_Material provided_.
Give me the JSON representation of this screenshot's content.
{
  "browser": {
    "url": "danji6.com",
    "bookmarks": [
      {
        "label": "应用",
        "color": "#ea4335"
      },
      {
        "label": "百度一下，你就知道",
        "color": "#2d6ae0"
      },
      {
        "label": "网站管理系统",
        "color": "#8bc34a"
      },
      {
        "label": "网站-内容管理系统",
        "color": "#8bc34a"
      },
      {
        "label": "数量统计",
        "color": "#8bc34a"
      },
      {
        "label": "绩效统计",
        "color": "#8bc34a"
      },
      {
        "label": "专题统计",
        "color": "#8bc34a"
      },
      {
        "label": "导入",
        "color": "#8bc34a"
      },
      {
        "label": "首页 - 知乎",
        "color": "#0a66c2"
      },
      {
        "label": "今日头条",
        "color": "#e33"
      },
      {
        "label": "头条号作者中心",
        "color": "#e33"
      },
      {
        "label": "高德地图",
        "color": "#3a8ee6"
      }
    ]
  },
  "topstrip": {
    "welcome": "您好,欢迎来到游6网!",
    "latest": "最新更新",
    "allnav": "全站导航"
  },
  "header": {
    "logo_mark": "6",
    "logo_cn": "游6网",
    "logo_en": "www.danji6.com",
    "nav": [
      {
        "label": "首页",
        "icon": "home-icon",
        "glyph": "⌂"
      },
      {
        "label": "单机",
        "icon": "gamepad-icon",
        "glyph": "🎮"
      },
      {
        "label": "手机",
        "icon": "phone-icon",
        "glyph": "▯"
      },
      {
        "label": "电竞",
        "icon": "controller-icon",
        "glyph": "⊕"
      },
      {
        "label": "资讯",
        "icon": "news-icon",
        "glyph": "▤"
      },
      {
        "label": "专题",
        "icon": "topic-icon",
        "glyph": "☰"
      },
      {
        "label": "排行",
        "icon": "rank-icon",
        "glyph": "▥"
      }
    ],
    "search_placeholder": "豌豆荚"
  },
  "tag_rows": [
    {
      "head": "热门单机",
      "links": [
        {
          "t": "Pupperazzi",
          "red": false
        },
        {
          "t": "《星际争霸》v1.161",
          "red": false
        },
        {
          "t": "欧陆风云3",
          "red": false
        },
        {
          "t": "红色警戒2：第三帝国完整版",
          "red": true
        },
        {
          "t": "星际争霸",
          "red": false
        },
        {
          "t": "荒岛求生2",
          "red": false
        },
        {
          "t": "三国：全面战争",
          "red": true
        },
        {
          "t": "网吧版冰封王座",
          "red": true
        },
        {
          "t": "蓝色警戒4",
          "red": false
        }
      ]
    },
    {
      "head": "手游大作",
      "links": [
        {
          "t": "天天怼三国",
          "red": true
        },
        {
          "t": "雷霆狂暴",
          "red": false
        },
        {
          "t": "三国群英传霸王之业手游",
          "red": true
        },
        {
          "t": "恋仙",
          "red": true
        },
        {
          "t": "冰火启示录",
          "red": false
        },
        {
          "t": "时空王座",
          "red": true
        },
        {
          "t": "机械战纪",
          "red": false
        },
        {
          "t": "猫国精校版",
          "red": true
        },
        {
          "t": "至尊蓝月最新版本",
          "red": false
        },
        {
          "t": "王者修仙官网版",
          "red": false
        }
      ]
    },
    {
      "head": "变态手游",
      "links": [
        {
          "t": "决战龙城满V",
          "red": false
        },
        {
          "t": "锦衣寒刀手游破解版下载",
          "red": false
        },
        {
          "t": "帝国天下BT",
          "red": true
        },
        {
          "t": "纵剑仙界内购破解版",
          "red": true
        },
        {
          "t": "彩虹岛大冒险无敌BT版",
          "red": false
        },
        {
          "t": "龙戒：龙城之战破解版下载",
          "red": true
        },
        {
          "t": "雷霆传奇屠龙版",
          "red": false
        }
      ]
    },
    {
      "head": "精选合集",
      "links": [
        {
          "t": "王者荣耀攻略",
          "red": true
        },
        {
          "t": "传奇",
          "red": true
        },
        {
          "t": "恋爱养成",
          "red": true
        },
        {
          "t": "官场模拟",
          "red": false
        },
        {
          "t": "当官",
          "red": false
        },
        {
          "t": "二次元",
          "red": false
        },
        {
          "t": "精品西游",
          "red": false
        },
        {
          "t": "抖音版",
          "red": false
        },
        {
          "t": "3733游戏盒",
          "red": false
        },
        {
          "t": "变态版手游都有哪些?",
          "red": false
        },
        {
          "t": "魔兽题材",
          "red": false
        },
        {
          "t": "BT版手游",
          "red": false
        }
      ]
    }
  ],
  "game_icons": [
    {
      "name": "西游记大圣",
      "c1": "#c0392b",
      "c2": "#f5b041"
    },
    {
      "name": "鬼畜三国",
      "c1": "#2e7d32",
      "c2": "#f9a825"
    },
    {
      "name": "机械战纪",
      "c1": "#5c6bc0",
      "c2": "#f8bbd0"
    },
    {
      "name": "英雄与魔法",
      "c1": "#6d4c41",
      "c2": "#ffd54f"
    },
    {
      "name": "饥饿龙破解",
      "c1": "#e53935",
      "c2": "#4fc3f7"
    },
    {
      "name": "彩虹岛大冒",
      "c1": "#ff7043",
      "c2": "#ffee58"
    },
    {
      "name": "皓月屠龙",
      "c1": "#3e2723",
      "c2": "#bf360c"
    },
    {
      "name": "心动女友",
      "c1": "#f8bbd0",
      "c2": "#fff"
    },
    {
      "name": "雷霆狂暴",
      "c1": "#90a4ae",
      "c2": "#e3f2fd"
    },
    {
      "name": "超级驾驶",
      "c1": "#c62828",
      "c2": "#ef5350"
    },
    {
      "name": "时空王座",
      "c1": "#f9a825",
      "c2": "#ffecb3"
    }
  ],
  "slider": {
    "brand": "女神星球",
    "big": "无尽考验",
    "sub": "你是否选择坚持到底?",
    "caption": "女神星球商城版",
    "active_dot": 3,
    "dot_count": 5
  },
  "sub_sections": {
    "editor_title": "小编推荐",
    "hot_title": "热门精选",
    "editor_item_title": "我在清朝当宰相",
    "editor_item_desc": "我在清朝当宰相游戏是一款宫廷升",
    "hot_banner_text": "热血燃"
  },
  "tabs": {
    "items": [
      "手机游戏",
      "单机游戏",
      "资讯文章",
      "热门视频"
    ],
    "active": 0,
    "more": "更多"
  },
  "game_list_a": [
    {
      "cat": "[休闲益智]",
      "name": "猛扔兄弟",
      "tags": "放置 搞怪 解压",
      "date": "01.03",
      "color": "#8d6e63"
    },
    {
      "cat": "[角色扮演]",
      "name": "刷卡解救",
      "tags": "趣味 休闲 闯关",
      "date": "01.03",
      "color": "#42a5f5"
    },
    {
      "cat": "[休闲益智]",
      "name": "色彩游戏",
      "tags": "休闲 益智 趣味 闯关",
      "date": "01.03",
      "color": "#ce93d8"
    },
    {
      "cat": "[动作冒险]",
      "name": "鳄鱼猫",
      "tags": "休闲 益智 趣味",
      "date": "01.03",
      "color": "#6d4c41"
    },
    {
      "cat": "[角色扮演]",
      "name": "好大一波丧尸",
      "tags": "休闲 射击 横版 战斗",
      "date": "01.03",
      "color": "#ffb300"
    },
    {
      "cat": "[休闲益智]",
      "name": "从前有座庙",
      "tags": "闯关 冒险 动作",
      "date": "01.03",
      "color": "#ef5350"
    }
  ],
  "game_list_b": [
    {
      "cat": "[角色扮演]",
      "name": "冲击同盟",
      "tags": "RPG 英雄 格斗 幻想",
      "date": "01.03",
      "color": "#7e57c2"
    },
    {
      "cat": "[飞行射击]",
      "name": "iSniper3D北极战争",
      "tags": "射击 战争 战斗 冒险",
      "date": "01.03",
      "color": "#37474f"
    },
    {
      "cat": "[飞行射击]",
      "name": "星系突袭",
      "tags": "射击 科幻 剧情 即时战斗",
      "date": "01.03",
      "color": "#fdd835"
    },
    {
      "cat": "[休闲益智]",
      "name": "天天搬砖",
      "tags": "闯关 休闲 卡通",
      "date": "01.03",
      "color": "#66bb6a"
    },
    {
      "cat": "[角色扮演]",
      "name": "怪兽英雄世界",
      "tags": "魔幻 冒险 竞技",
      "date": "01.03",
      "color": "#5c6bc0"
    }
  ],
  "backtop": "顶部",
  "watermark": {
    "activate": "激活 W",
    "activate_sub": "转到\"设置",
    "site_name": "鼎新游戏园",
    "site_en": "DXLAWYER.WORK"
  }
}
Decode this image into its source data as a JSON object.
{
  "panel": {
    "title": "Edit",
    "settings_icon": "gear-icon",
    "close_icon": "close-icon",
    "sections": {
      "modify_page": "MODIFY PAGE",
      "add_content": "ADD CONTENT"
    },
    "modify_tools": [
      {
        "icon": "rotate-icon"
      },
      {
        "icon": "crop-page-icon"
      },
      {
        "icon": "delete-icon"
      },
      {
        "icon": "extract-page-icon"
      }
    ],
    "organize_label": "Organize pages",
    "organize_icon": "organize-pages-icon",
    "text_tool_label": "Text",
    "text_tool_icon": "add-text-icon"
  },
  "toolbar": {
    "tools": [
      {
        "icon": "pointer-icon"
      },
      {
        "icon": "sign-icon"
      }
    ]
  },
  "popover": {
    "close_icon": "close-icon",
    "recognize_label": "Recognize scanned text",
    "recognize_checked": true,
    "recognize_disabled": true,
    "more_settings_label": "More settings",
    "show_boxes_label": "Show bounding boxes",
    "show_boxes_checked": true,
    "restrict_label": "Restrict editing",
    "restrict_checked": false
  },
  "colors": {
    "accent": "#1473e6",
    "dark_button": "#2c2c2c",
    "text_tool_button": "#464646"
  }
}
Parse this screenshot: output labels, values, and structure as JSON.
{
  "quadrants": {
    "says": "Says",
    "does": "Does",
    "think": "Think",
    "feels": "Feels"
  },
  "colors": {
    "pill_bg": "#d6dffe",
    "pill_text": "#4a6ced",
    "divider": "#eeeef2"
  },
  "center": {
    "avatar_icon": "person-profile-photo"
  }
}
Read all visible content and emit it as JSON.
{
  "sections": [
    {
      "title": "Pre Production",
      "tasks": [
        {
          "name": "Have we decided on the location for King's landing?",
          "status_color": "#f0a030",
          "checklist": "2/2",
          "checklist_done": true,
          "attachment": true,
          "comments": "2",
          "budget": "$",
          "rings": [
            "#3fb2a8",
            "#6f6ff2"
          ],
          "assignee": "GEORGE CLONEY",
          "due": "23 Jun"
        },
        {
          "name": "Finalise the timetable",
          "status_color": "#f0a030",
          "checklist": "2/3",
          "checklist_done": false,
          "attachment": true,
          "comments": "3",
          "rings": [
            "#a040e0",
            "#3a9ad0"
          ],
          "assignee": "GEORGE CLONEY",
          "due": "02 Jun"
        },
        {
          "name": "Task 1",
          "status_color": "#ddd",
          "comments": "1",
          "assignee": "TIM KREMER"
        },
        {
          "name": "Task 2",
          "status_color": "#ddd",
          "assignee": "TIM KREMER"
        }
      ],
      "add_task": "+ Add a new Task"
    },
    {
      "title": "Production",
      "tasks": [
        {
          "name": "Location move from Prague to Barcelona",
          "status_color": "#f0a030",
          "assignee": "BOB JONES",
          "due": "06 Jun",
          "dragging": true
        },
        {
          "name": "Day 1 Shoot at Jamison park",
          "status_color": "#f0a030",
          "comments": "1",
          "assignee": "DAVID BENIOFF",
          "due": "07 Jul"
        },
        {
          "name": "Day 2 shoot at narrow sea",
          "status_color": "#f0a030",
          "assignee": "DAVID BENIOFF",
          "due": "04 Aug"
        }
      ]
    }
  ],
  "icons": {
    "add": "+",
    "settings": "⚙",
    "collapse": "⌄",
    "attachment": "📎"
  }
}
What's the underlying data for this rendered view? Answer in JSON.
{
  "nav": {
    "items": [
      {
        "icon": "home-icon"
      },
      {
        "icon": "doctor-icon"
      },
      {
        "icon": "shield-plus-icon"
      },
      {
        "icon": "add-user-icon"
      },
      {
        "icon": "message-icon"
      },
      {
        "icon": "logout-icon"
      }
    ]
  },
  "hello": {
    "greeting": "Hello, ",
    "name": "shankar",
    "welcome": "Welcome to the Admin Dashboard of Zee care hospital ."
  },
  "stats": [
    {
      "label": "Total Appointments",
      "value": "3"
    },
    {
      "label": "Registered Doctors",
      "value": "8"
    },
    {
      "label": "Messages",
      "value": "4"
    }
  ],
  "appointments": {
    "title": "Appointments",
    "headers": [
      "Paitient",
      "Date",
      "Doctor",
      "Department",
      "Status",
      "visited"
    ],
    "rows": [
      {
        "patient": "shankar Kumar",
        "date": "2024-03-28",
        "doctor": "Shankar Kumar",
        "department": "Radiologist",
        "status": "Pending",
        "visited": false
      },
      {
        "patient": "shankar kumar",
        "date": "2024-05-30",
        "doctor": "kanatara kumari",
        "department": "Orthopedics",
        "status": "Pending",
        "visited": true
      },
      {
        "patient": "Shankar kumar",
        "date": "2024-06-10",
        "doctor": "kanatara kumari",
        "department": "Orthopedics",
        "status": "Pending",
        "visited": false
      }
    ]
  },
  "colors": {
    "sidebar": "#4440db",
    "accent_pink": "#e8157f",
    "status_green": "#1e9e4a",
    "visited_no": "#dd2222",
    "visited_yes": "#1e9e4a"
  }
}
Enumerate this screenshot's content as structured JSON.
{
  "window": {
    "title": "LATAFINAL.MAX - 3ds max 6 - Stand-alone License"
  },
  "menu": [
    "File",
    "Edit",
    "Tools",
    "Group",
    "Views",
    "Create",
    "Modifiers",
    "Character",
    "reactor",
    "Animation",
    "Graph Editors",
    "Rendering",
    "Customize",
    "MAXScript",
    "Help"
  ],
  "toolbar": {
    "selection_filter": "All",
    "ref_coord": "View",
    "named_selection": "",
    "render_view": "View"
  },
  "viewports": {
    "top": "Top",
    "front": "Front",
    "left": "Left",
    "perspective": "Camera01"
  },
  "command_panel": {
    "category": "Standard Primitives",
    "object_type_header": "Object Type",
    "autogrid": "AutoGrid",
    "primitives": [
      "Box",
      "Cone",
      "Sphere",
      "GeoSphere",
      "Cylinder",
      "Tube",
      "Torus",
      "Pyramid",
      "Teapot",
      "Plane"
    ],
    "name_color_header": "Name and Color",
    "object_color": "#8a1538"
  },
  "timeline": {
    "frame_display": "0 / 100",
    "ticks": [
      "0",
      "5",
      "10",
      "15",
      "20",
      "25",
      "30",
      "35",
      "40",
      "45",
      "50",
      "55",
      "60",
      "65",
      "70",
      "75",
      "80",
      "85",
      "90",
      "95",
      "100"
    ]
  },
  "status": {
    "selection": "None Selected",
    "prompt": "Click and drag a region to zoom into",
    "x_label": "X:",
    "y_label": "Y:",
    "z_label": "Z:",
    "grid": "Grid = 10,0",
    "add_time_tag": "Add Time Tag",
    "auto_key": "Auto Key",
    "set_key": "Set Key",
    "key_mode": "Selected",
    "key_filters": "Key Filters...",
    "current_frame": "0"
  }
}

_What you will do_. Check all the records above and select each line where the string "data" is found.

_Worked solution_.
Decode this image into its source data as a JSON object.
What's the underlying data for this rendered view? Answer in JSON.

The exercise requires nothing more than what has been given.